** Start of LISTED RECORDS **

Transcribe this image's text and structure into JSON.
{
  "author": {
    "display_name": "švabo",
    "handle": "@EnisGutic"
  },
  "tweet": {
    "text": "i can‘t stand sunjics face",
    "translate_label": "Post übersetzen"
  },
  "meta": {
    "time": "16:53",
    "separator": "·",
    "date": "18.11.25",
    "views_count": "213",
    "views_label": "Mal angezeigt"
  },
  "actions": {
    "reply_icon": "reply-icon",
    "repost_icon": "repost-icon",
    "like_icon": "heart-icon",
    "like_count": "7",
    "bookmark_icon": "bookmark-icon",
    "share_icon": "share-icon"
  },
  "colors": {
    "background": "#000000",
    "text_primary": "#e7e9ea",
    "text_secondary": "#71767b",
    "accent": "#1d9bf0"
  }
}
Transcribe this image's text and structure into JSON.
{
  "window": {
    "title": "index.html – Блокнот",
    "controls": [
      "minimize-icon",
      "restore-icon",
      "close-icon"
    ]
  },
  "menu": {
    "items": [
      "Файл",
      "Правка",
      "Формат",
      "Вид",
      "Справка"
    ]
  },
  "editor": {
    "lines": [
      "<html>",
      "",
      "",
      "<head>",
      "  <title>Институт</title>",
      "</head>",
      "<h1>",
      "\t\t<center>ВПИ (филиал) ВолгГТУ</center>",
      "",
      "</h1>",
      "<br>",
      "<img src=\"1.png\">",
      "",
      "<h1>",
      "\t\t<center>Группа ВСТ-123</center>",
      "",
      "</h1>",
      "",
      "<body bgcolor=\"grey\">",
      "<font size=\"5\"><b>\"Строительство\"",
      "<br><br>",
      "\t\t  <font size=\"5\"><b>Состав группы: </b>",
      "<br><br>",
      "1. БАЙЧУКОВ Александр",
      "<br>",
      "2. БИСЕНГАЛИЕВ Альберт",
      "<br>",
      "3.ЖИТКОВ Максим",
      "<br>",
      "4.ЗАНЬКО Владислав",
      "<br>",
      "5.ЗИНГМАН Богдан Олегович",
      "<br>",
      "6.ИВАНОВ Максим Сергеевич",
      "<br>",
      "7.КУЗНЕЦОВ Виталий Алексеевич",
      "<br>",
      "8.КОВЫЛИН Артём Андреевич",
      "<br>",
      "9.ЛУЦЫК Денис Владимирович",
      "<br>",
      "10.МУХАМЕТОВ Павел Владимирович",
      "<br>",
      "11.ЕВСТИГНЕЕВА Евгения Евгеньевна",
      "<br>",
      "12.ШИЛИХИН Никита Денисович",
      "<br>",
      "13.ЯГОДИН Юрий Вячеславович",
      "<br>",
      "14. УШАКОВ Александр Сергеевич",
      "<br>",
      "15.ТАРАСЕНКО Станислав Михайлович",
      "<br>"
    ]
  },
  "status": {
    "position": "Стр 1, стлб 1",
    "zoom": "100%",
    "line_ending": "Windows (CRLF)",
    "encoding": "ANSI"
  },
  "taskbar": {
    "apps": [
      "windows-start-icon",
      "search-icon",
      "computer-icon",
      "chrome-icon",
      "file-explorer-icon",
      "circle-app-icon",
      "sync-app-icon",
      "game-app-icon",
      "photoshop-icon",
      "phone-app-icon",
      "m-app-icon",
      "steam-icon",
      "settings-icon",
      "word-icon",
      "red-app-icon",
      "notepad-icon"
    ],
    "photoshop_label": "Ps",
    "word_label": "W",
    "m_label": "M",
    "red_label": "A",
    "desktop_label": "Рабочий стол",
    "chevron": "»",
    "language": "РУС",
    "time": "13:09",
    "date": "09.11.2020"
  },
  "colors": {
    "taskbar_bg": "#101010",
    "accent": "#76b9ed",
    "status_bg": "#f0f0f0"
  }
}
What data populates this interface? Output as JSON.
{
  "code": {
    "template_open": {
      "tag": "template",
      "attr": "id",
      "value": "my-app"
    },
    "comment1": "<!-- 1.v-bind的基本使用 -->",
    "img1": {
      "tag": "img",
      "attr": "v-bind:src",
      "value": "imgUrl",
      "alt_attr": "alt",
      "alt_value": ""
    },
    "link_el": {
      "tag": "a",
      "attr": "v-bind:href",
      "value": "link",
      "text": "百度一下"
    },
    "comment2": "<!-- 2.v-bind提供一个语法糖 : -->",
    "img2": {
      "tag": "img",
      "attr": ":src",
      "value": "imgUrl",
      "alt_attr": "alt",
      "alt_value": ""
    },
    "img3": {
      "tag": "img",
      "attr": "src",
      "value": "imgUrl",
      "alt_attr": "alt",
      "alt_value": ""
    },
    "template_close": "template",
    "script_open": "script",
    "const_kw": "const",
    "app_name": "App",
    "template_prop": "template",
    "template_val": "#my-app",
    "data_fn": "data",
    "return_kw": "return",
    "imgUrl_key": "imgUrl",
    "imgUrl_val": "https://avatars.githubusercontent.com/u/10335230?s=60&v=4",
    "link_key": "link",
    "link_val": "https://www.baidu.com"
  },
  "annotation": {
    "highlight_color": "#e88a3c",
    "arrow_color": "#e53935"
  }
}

** End of LISTED RECORDS **

WHAT TO PRODUCE: Give all the records again. Match them exactly.

SOLUTION TO THE EXERCISE:
Transcribe this image's text and structure into JSON.
{
  "author": {
    "display_name": "švabo",
    "handle": "@EnisGutic"
  },
  "tweet": {
    "text": "i can‘t stand sunjics face",
    "translate_label": "Post übersetzen"
  },
  "meta": {
    "time": "16:53",
    "separator": "·",
    "date": "18.11.25",
    "views_count": "213",
    "views_label": "Mal angezeigt"
  },
  "actions": {
    "reply_icon": "reply-icon",
    "repost_icon": "repost-icon",
    "like_icon": "heart-icon",
    "like_count": "7",
    "bookmark_icon": "bookmark-icon",
    "share_icon": "share-icon"
  },
  "colors": {
    "background": "#000000",
    "text_primary": "#e7e9ea",
    "text_secondary": "#71767b",
    "accent": "#1d9bf0"
  }
}
Transcribe this image's text and structure into JSON.
{
  "window": {
    "title": "index.html – Блокнот",
    "controls": [
      "minimize-icon",
      "restore-icon",
      "close-icon"
    ]
  },
  "menu": {
    "items": [
      "Файл",
      "Правка",
      "Формат",
      "Вид",
      "Справка"
    ]
  },
  "editor": {
    "lines": [
      "<html>",
      "",
      "",
      "<head>",
      "  <title>Институт</title>",
      "</head>",
      "<h1>",
      "\t\t<center>ВПИ (филиал) ВолгГТУ</center>",
      "",
      "</h1>",
      "<br>",
      "<img src=\"1.png\">",
      "",
      "<h1>",
      "\t\t<center>Группа ВСТ-123</center>",
      "",
      "</h1>",
      "",
      "<body bgcolor=\"grey\">",
      "<font size=\"5\"><b>\"Строительство\"",
      "<br><br>",
      "\t\t  <font size=\"5\"><b>Состав группы: </b>",
      "<br><br>",
      "1. БАЙЧУКОВ Александр",
      "<br>",
      "2. БИСЕНГАЛИЕВ Альберт",
      "<br>",
      "3.ЖИТКОВ Максим",
      "<br>",
      "4.ЗАНЬКО Владислав",
      "<br>",
      "5.ЗИНГМАН Богдан Олегович",
      "<br>",
      "6.ИВАНОВ Максим Сергеевич",
      "<br>",
      "7.КУЗНЕЦОВ Виталий Алексеевич",
      "<br>",
      "8.КОВЫЛИН Артём Андреевич",
      "<br>",
      "9.ЛУЦЫК Денис Владимирович",
      "<br>",
      "10.МУХАМЕТОВ Павел Владимирович",
      "<br>",
      "11.ЕВСТИГНЕЕВА Евгения Евгеньевна",
      "<br>",
      "12.ШИЛИХИН Никита Денисович",
      "<br>",
      "13.ЯГОДИН Юрий Вячеславович",
      "<br>",
      "14. УШАКОВ Александр Сергеевич",
      "<br>",
      "15.ТАРАСЕНКО Станислав Михайлович",
      "<br>"
    ]
  },
  "status": {
    "position": "Стр 1, стлб 1",
    "zoom": "100%",
    "line_ending": "Windows (CRLF)",
    "encoding": "ANSI"
  },
  "taskbar": {
    "apps": [
      "windows-start-icon",
      "search-icon",
      "computer-icon",
      "chrome-icon",
      "file-explorer-icon",
      "circle-app-icon",
      "sync-app-icon",
      "game-app-icon",
      "photoshop-icon",
      "phone-app-icon",
      "m-app-icon",
      "steam-icon",
      "settings-icon",
      "word-icon",
      "red-app-icon",
      "notepad-icon"
    ],
    "photoshop_label": "Ps",
    "word_label": "W",
    "m_label": "M",
    "red_label": "A",
    "desktop_label": "Рабочий стол",
    "chevron": "»",
    "language": "РУС",
    "time": "13:09",
    "date": "09.11.2020"
  },
  "colors": {
    "taskbar_bg": "#101010",
    "accent": "#76b9ed",
    "status_bg": "#f0f0f0"
  }
}
What data populates this interface? Output as JSON.
{
  "code": {
    "template_open": {
      "tag": "template",
      "attr": "id",
      "value": "my-app"
    },
    "comment1": "<!-- 1.v-bind的基本使用 -->",
    "img1": {
      "tag": "img",
      "attr": "v-bind:src",
      "value": "imgUrl",
      "alt_attr": "alt",
      "alt_value": ""
    },
    "link_el": {
      "tag": "a",
      "attr": "v-bind:href",
      "value": "link",
      "text": "百度一下"
    },
    "comment2": "<!-- 2.v-bind提供一个语法糖 : -->",
    "img2": {
      "tag": "img",
      "attr": ":src",
      "value": "imgUrl",
      "alt_attr": "alt",
      "alt_value": ""
    },
    "img3": {
      "tag": "img",
      "attr": "src",
      "value": "imgUrl",
      "alt_attr": "alt",
      "alt_value": ""
    },
    "template_close": "template",
    "script_open": "script",
    "const_kw": "const",
    "app_name": "App",
    "template_prop": "template",
    "template_val": "#my-app",
    "data_fn": "data",
    "return_kw": "return",
    "imgUrl_key": "imgUrl",
    "imgUrl_val": "https://avatars.githubusercontent.com/u/10335230?s=60&v=4",
    "link_key": "link",
    "link_val": "https://www.baidu.com"
  },
  "annotation": {
    "highlight_color": "#e88a3c",
    "arrow_color": "#e53935"
  }
}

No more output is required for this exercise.